# Passage provided:

┌──

Wednesday, February 16, 2011

my wonderful hubby!

i have a wonderful friend who has very recently gone through a divorce. her husband=not so great. i have another friend who went through a divorce a couple years ago. her husband=really not so great.
it's made me appreciate my husband even more. sure, we've had rough times, what marriage doesn't? but we have always been able to come through them stronger and more in love then ever. my husband is a very patient man who lets my fits of anger and craziness just roll right over him. he knows how to calm me down, how to soothe my insecurities, how to stand out of my way and let me work though whatever.
he loves me, he loves our 4 children, he always has our best interests at the heart of his every decision. i am truly grateful that God sent me such a wonderful man.

Thursday, January 27, 2011

baby weight update

so good news! remember i said i managed to maintain during the holidays, and then i lost 2 lbs... well, the zumba i did at my mom's knocked me down another 2 lbs!!! yeah!!! i love getting results.

Saturday, January 22, 2011

ZUMBA, baby!

ok, so i have a new love. i think you can tell from the title that my new love is...
ZUMBA!
my mom, who turned 71 last november (sorry for posting that, mom!), recently started taking a zumba class and she also bought some dvds. i'm visiting her for a few days so i decided to bust out her dvds and give them a go. well, i must admit that i dance like a white girl, probably because i am one. i have no idea what i'm doing, but what i lack in rhythm i make up for in enthusiasm (i think). if nothing else i had a blast and burned some calories. i think i might have to scour the internet for a set of discounted zumba dvds.

└──

# Data excerpts:

┌──

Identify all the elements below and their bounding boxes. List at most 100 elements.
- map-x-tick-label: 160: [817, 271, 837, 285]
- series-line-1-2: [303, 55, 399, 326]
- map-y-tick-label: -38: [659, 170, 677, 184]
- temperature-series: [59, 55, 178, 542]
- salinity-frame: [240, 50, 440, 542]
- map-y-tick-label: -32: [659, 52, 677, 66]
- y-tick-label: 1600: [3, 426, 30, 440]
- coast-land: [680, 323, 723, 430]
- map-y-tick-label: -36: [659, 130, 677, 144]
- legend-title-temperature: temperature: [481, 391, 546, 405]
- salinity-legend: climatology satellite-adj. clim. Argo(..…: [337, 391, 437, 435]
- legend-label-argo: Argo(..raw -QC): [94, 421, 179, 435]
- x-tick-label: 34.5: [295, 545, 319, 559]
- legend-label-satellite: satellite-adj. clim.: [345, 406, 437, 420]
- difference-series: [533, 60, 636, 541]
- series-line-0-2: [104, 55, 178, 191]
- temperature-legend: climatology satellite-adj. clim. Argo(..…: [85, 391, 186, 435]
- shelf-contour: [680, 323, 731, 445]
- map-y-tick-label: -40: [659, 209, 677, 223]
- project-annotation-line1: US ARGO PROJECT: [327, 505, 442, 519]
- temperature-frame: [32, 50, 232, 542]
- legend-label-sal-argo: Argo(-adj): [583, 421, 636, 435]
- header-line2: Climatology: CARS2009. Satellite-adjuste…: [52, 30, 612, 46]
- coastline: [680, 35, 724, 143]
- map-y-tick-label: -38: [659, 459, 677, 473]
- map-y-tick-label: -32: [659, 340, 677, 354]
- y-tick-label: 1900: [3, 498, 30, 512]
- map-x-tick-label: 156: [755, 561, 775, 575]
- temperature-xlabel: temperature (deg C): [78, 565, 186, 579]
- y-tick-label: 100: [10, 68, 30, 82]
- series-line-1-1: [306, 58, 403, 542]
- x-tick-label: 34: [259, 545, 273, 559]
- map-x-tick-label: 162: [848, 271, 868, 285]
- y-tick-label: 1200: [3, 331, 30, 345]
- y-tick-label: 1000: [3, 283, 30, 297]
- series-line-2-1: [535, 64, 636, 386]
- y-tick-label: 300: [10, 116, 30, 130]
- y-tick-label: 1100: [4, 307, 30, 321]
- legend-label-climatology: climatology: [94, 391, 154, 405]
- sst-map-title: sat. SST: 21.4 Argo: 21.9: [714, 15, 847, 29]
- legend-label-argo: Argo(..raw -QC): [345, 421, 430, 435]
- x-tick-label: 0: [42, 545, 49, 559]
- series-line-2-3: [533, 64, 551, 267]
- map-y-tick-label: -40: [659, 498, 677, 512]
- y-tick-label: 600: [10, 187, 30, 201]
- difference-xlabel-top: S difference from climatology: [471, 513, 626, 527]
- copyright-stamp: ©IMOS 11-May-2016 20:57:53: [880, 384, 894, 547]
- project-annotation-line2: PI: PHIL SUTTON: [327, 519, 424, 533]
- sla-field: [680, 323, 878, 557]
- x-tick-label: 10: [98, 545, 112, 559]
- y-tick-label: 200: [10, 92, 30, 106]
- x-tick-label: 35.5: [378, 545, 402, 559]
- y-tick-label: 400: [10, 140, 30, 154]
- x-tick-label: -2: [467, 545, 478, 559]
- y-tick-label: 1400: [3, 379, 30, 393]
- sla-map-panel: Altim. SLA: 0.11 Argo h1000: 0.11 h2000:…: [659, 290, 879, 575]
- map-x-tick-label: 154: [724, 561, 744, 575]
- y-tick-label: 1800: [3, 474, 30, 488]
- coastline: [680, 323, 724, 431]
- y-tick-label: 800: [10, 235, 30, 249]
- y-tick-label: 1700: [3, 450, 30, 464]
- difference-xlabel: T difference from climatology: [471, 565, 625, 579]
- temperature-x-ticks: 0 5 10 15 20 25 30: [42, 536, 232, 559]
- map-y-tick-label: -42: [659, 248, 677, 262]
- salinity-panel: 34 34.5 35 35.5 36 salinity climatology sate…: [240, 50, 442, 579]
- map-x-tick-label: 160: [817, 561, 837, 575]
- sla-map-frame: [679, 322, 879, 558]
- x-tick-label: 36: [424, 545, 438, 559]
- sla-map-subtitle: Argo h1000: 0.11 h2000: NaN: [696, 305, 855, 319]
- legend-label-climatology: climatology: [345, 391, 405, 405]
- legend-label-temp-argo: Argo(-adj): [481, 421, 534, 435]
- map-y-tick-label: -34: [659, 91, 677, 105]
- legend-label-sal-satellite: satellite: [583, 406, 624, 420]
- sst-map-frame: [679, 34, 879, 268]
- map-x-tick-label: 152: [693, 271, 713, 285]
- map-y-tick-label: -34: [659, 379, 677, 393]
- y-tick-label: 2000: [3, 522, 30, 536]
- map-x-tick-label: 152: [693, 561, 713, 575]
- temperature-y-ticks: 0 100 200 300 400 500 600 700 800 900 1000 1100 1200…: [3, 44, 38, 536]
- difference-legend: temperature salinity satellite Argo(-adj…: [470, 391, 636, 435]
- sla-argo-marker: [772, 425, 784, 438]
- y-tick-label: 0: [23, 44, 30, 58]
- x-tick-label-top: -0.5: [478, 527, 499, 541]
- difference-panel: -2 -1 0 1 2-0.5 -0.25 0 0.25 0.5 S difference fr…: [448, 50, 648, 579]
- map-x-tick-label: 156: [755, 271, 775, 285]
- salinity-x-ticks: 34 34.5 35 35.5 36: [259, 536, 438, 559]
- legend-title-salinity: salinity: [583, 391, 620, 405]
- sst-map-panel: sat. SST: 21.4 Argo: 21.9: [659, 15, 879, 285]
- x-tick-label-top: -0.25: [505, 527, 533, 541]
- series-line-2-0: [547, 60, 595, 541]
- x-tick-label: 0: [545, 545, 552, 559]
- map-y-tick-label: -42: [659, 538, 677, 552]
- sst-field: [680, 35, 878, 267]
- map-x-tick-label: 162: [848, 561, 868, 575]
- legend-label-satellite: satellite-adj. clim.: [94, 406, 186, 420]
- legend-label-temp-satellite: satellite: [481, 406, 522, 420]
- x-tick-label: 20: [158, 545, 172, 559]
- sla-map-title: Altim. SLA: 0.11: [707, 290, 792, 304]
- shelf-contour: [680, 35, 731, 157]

└──

# Questions to answer:
A – Using the blog posts about marriage, baby weight and zumba, decide whether each statement agrees with them: (i) The writer's mother turned 71 last November. (ii) The writer has three children. (iii) Doing zumba at the mother's place led to another 2 lbs of weight loss. Answer yes or no for each and quote the words that settle it.
B – Pick up the blog posts about marriage, baby weight and zumba after their last sentence and keep writing.
The listing plays no part in any of this.

# Answers to this exercise:
A –
(i) Yes: "my mom, who turned 71 last november"
(ii) No: "he loves our 4 children"
(iii) Yes: "the zumba i did at my mom's knocked me down another 2 lbs!!!"

B –
Wednesday, January 19, 2011

dreaded complaints

i as much as i hate to write a "complaint" post, i feel as though a teeny bit of venting is in order. this week was my 30th birthday. not the best day. my husband had to work (i get it, that's not the biggest deal), i didn't feel good, and i had sick kids. to top it off, people i expected to remember, didn't. i understand that in the big scheme of things a rotten birthday is not the end of the world. but for me, on that particular day and under those particular circumstances, it felt like it. i mean, turning 30 is kind of a big deal.
now that the whining is out of the way...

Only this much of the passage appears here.